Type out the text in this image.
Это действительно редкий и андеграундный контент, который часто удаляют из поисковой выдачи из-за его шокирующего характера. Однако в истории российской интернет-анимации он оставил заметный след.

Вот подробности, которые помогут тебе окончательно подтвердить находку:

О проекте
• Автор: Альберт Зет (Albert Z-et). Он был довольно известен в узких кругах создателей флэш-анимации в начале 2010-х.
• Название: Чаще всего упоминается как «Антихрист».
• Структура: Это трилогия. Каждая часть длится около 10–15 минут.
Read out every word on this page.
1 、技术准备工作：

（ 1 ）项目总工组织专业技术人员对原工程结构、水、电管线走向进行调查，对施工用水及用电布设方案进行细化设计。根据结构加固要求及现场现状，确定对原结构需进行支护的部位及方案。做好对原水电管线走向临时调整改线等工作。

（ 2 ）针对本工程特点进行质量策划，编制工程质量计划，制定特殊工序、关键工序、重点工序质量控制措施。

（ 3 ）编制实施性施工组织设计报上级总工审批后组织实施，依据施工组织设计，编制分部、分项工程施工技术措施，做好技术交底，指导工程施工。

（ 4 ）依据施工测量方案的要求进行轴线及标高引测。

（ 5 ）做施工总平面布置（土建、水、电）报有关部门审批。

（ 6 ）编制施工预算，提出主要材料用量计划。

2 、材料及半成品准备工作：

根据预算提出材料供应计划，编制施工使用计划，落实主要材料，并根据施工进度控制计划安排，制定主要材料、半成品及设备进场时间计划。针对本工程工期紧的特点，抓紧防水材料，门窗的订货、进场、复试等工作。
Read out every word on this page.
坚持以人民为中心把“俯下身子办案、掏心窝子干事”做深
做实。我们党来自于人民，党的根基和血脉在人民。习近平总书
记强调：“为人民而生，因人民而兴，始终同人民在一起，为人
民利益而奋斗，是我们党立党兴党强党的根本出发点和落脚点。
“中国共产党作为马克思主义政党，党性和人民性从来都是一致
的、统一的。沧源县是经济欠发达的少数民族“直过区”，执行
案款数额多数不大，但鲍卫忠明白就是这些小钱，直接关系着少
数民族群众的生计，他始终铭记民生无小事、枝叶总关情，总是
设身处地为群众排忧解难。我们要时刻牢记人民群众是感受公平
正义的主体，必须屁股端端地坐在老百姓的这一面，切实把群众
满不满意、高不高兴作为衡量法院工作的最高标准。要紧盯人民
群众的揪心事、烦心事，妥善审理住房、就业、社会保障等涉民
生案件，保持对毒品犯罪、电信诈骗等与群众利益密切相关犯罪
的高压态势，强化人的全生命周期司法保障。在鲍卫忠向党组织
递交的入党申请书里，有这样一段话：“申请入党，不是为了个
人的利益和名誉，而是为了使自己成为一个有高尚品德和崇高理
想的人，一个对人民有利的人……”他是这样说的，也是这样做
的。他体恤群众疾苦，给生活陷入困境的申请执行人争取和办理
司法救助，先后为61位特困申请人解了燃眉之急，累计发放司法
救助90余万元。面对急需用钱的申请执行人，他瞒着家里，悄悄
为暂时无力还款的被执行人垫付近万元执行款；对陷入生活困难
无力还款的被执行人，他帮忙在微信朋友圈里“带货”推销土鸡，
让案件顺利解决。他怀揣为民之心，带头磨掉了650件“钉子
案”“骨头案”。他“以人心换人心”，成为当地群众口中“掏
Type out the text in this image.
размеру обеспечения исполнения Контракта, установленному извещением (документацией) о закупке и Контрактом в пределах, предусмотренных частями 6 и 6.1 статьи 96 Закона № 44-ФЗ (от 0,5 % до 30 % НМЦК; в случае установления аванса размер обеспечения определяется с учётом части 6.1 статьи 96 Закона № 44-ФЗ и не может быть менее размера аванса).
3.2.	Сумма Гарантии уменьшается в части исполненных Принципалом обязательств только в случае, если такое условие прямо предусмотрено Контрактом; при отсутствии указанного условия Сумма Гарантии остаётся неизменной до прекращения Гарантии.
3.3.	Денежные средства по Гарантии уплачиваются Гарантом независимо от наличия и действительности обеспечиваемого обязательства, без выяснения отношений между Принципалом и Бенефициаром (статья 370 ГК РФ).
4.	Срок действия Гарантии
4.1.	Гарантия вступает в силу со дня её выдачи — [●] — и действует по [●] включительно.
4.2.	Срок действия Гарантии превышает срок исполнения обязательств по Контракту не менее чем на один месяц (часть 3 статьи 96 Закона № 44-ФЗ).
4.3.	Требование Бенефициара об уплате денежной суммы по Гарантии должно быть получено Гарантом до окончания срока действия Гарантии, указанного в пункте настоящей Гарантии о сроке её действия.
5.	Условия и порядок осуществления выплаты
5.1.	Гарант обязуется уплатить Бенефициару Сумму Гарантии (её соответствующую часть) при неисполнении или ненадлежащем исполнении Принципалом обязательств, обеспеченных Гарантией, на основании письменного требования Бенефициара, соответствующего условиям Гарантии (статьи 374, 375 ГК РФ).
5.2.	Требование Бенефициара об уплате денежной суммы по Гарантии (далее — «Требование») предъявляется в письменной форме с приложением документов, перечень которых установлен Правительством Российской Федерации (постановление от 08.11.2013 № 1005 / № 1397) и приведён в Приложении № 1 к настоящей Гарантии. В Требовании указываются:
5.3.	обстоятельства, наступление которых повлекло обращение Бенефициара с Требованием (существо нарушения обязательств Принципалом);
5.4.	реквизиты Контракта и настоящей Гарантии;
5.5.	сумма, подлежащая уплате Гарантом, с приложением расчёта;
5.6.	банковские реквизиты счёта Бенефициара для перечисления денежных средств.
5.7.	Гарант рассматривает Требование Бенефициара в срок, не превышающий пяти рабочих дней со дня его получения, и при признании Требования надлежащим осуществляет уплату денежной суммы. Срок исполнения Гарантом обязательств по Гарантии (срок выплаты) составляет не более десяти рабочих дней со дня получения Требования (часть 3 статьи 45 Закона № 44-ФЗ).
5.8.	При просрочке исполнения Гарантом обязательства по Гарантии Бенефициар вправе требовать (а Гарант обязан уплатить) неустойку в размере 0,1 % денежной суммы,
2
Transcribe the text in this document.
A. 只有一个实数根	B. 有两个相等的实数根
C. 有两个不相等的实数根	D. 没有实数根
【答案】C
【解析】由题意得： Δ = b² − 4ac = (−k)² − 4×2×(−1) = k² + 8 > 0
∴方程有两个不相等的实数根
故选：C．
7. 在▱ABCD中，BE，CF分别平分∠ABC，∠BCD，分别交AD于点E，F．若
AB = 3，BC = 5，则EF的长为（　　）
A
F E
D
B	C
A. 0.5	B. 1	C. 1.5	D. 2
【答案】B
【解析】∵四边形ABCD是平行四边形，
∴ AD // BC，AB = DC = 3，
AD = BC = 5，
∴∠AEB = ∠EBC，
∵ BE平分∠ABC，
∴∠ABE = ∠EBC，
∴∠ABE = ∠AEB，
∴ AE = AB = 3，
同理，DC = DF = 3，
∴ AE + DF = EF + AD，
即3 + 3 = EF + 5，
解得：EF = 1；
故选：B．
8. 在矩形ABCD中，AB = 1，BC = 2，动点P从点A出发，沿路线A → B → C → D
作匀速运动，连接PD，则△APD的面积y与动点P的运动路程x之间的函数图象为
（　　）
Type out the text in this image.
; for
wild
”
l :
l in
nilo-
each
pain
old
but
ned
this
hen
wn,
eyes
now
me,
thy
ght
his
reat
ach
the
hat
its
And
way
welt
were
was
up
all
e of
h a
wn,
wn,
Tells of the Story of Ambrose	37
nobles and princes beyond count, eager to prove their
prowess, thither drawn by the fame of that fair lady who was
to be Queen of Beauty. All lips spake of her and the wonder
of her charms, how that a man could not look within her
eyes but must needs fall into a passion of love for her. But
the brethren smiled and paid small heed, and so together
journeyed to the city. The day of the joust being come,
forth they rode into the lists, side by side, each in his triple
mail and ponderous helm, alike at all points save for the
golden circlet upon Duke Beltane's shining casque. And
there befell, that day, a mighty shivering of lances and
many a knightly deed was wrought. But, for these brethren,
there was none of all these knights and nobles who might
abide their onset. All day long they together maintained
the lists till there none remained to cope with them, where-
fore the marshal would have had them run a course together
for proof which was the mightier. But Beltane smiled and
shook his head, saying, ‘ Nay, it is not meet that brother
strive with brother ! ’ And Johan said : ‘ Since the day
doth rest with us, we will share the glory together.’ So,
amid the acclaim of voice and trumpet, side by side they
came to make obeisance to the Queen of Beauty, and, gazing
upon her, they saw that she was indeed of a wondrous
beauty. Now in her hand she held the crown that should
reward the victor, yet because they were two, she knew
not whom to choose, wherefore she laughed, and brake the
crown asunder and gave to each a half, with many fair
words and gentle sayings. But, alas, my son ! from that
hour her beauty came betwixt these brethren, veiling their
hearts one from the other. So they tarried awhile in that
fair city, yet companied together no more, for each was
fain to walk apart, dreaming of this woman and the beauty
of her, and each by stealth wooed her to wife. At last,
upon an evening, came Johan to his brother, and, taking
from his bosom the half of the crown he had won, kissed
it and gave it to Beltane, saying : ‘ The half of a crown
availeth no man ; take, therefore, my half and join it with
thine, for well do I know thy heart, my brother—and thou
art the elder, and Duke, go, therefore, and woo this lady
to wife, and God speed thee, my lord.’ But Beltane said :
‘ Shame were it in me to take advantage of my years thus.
________
Using the records above, find and show each line with the string "their".

nobles and princes beyond count, eager to prove their
abide their onset. All day long they together maintained
hour her beauty came betwixt these brethren, veiling their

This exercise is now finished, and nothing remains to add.